Stated task:
List each line in which the string "true" appears.

Available data:
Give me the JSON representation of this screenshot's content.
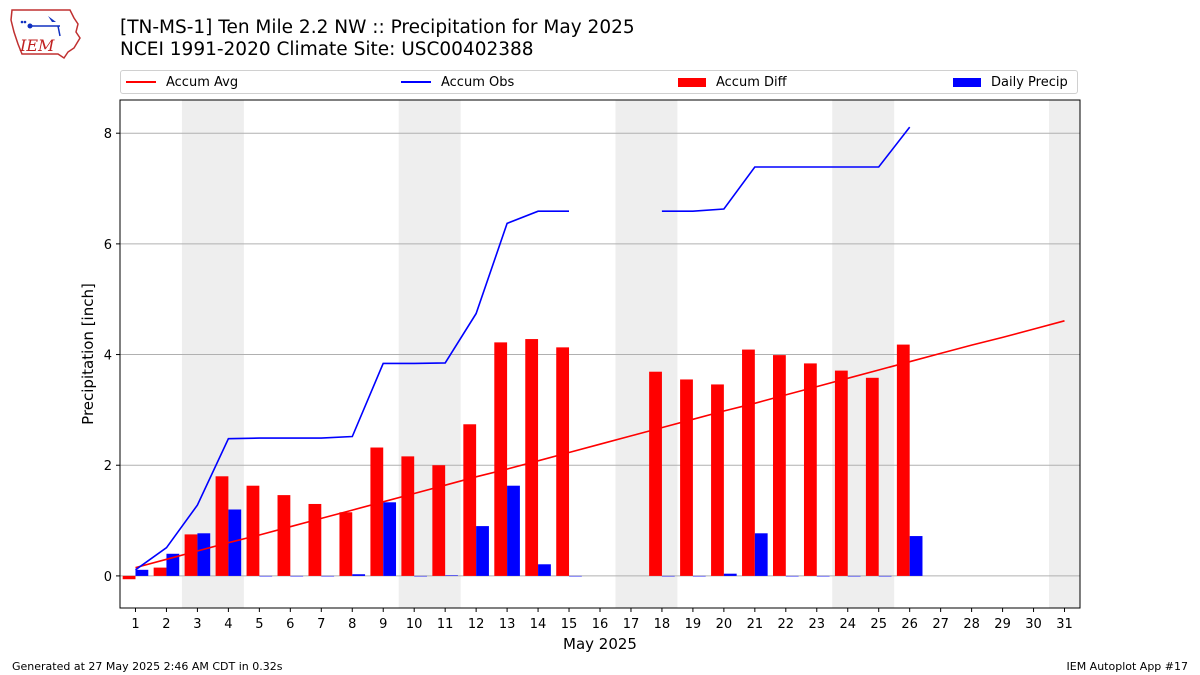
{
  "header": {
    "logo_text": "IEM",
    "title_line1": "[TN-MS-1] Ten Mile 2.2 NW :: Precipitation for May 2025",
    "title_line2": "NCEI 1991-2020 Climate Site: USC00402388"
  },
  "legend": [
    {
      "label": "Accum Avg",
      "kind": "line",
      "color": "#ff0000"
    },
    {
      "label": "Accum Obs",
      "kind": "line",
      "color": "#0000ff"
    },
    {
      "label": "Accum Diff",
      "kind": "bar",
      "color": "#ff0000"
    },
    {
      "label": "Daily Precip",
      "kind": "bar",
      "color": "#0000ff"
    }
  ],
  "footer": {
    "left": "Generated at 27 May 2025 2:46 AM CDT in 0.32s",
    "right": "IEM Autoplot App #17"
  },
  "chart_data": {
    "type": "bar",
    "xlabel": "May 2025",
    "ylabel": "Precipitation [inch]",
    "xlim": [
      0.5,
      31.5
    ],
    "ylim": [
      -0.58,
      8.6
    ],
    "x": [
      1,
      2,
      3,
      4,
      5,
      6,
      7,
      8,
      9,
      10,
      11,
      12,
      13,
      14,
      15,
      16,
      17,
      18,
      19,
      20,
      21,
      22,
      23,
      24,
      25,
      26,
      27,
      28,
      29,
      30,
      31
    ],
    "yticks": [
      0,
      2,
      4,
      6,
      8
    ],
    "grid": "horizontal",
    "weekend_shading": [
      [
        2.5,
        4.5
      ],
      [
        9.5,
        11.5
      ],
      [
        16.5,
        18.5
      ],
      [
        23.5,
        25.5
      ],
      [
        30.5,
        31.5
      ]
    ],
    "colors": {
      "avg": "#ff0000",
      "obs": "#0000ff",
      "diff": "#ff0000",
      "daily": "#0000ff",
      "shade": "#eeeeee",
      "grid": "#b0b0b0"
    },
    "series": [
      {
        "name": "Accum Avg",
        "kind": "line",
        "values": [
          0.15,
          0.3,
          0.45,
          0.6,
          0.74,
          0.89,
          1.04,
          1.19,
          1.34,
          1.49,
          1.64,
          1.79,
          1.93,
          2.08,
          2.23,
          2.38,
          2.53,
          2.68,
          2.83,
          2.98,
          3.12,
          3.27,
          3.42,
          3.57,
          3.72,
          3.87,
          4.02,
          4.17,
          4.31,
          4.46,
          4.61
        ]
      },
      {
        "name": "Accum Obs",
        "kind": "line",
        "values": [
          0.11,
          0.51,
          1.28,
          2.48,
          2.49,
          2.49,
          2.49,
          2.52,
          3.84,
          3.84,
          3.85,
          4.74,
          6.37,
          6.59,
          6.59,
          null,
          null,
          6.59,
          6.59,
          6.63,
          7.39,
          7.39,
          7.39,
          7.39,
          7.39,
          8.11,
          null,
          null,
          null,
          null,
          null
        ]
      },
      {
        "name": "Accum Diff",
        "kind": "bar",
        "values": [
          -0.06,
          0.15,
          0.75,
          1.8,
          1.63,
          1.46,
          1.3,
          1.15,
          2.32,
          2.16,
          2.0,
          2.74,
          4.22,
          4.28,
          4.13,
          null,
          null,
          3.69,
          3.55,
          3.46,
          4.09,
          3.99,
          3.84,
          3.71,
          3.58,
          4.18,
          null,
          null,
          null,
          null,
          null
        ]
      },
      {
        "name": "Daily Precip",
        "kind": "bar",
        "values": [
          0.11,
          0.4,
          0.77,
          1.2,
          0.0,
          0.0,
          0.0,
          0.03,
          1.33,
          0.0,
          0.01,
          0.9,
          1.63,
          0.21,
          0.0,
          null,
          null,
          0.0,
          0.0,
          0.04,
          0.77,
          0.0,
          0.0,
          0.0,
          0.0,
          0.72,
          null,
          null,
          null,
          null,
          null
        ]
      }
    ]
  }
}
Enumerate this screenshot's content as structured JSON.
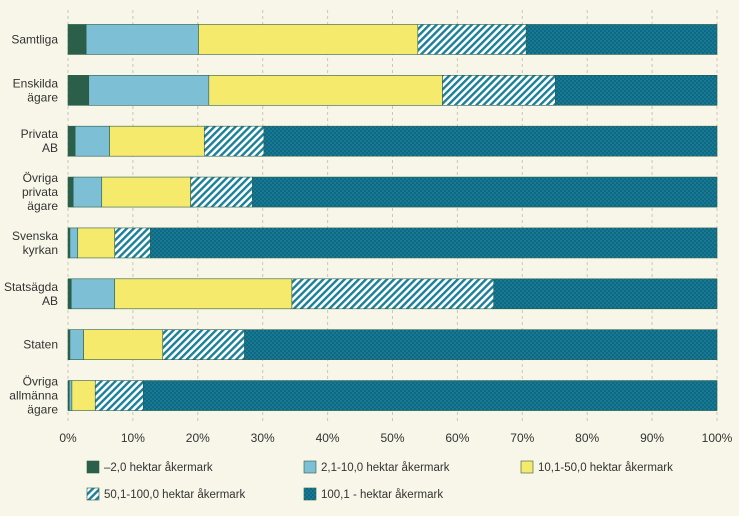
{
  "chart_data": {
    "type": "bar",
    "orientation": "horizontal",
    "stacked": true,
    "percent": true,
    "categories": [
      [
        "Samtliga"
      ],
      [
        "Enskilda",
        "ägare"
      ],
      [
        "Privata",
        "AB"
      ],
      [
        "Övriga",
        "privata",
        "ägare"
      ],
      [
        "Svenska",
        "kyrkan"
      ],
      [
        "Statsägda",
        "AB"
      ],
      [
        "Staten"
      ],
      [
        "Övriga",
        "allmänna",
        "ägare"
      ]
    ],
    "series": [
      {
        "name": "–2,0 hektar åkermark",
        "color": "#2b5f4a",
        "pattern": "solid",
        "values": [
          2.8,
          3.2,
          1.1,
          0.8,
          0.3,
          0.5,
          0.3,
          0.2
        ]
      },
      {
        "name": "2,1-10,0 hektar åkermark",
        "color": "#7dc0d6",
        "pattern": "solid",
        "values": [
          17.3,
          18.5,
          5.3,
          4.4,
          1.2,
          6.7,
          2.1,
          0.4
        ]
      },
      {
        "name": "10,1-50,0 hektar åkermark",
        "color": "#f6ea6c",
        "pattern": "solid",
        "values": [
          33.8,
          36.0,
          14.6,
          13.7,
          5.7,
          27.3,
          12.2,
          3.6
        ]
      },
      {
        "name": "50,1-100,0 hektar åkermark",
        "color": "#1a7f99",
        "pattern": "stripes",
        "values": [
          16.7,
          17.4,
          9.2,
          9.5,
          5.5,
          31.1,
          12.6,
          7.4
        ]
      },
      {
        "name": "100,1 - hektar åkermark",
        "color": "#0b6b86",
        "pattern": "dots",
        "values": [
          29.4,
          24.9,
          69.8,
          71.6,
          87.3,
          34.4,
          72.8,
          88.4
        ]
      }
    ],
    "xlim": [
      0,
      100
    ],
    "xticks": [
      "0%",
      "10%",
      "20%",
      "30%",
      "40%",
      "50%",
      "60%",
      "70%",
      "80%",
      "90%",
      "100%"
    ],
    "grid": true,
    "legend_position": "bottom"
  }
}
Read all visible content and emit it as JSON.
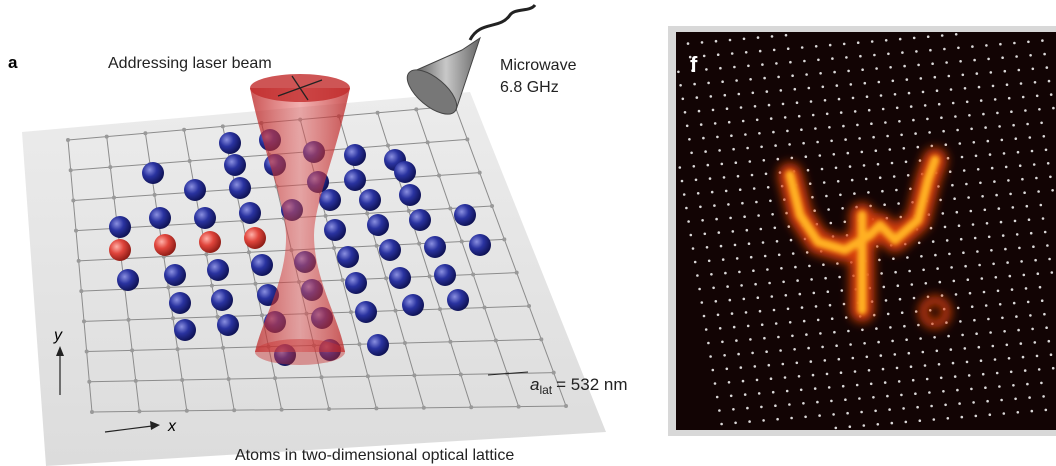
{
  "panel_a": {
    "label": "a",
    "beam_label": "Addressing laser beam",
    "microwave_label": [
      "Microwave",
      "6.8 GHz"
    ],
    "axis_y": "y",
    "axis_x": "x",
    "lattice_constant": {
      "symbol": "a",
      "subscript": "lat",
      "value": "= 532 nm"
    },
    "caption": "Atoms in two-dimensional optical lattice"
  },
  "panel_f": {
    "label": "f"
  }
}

Result below:
    "stacked": true,
    "percent": true,
    "grid": true,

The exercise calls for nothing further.